- [TASK OBJECTIVE]
Your task is to repeat the listing exactly.

- [PROVIDED ENTRIES]
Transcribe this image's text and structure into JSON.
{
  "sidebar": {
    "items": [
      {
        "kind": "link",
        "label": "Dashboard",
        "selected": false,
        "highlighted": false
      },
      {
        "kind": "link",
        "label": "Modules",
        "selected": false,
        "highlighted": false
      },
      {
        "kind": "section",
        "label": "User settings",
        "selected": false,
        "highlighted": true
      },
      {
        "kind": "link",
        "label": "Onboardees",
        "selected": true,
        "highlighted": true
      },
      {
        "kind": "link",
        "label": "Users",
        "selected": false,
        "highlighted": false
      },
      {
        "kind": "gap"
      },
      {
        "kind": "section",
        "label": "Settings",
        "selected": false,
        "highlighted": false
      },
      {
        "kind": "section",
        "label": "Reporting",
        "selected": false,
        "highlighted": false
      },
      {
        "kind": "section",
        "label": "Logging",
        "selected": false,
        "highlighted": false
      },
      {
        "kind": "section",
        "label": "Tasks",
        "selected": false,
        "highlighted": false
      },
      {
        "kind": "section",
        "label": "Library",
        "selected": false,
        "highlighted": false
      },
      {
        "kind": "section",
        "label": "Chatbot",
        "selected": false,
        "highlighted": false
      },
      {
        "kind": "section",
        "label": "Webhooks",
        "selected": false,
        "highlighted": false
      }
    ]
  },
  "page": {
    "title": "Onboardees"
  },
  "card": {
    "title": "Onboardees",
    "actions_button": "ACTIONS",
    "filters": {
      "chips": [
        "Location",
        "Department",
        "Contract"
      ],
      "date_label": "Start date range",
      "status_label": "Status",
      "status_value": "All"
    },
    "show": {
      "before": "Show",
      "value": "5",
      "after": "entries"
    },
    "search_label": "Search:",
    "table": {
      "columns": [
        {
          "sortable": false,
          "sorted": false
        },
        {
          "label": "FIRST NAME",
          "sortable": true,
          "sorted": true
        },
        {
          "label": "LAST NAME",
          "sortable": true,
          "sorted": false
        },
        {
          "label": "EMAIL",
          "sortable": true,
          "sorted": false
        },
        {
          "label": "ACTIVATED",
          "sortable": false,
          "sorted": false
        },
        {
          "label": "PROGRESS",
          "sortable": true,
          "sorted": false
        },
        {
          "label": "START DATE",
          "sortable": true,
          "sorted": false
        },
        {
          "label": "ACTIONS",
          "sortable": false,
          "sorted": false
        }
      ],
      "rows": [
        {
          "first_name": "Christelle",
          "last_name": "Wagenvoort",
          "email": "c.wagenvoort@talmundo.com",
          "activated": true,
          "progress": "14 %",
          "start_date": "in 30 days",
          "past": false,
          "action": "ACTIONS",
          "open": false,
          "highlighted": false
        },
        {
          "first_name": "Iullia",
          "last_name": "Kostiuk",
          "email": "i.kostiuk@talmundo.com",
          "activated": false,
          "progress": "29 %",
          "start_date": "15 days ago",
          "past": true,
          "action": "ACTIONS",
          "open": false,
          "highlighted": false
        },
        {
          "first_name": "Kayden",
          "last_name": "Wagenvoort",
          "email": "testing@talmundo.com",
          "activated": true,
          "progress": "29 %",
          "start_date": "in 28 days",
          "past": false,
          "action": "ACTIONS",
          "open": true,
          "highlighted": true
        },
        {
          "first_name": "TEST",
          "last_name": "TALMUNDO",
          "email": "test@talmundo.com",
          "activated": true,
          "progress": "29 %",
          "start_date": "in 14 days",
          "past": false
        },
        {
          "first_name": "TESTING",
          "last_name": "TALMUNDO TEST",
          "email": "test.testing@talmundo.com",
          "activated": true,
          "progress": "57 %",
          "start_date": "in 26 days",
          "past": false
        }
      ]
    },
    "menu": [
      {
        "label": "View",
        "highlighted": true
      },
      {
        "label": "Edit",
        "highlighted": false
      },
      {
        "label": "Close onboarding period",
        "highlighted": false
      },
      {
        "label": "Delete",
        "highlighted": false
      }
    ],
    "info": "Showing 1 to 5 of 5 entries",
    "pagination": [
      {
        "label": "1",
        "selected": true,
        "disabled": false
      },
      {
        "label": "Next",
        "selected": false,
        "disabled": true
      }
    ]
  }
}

- [RESPONSE TO THE EXERCISE]
Transcribe this image's text and structure into JSON.
{
  "sidebar": {
    "items": [
      {
        "kind": "link",
        "label": "Dashboard",
        "selected": false,
        "highlighted": false
      },
      {
        "kind": "link",
        "label": "Modules",
        "selected": false,
        "highlighted": false
      },
      {
        "kind": "section",
        "label": "User settings",
        "selected": false,
        "highlighted": true
      },
      {
        "kind": "link",
        "label": "Onboardees",
        "selected": true,
        "highlighted": true
      },
      {
        "kind": "link",
        "label": "Users",
        "selected": false,
        "highlighted": false
      },
      {
        "kind": "gap"
      },
      {
        "kind": "section",
        "label": "Settings",
        "selected": false,
        "highlighted": false
      },
      {
        "kind": "section",
        "label": "Reporting",
        "selected": false,
        "highlighted": false
      },
      {
        "kind": "section",
        "label": "Logging",
        "selected": false,
        "highlighted": false
      },
      {
        "kind": "section",
        "label": "Tasks",
        "selected": false,
        "highlighted": false
      },
      {
        "kind": "section",
        "label": "Library",
        "selected": false,
        "highlighted": false
      },
      {
        "kind": "section",
        "label": "Chatbot",
        "selected": false,
        "highlighted": false
      },
      {
        "kind": "section",
        "label": "Webhooks",
        "selected": false,
        "highlighted": false
      }
    ]
  },
  "page": {
    "title": "Onboardees"
  },
  "card": {
    "title": "Onboardees",
    "actions_button": "ACTIONS",
    "filters": {
      "chips": [
        "Location",
        "Department",
        "Contract"
      ],
      "date_label": "Start date range",
      "status_label": "Status",
      "status_value": "All"
    },
    "show": {
      "before": "Show",
      "value": "5",
      "after": "entries"
    },
    "search_label": "Search:",
    "table": {
      "columns": [
        {
          "sortable": false,
          "sorted": false
        },
        {
          "label": "FIRST NAME",
          "sortable": true,
          "sorted": true
        },
        {
          "label": "LAST NAME",
          "sortable": true,
          "sorted": false
        },
        {
          "label": "EMAIL",
          "sortable": true,
          "sorted": false
        },
        {
          "label": "ACTIVATED",
          "sortable": false,
          "sorted": false
        },
        {
          "label": "PROGRESS",
          "sortable": true,
          "sorted": false
        },
        {
          "label": "START DATE",
          "sortable": true,
          "sorted": false
        },
        {
          "label": "ACTIONS",
          "sortable": false,
          "sorted": false
        }
      ],
      "rows": [
        {
          "first_name": "Christelle",
          "last_name": "Wagenvoort",
          "email": "c.wagenvoort@talmundo.com",
          "activated": true,
          "progress": "14 %",
          "start_date": "in 30 days",
          "past": false,
          "action": "ACTIONS",
          "open": false,
          "highlighted": false
        },
        {
          "first_name": "Iullia",
          "last_name": "Kostiuk",
          "email": "i.kostiuk@talmundo.com",
          "activated": false,
          "progress": "29 %",
          "start_date": "15 days ago",
          "past": true,
          "action": "ACTIONS",
          "open": false,
          "highlighted": false
        },
        {
          "first_name": "Kayden",
          "last_name": "Wagenvoort",
          "email": "testing@talmundo.com",
          "activated": true,
          "progress": "29 %",
          "start_date": "in 28 days",
          "past": false,
          "action": "ACTIONS",
          "open": true,
          "highlighted": true
        },
        {
          "first_name": "TEST",
          "last_name": "TALMUNDO",
          "email": "test@talmundo.com",
          "activated": true,
          "progress": "29 %",
          "start_date": "in 14 days",
          "past": false
        },
        {
          "first_name": "TESTING",
          "last_name": "TALMUNDO TEST",
          "email": "test.testing@talmundo.com",
          "activated": true,
          "progress": "57 %",
          "start_date": "in 26 days",
          "past": false
        }
      ]
    },
    "menu": [
      {
        "label": "View",
        "highlighted": true
      },
      {
        "label": "Edit",
        "highlighted": false
      },
      {
        "label": "Close onboarding period",
        "highlighted": false
      },
      {
        "label": "Delete",
        "highlighted": false
      }
    ],
    "info": "Showing 1 to 5 of 5 entries",
    "pagination": [
      {
        "label": "1",
        "selected": true,
        "disabled": false
      },
      {
        "label": "Next",
        "selected": false,
        "disabled": true
      }
    ]
  }
}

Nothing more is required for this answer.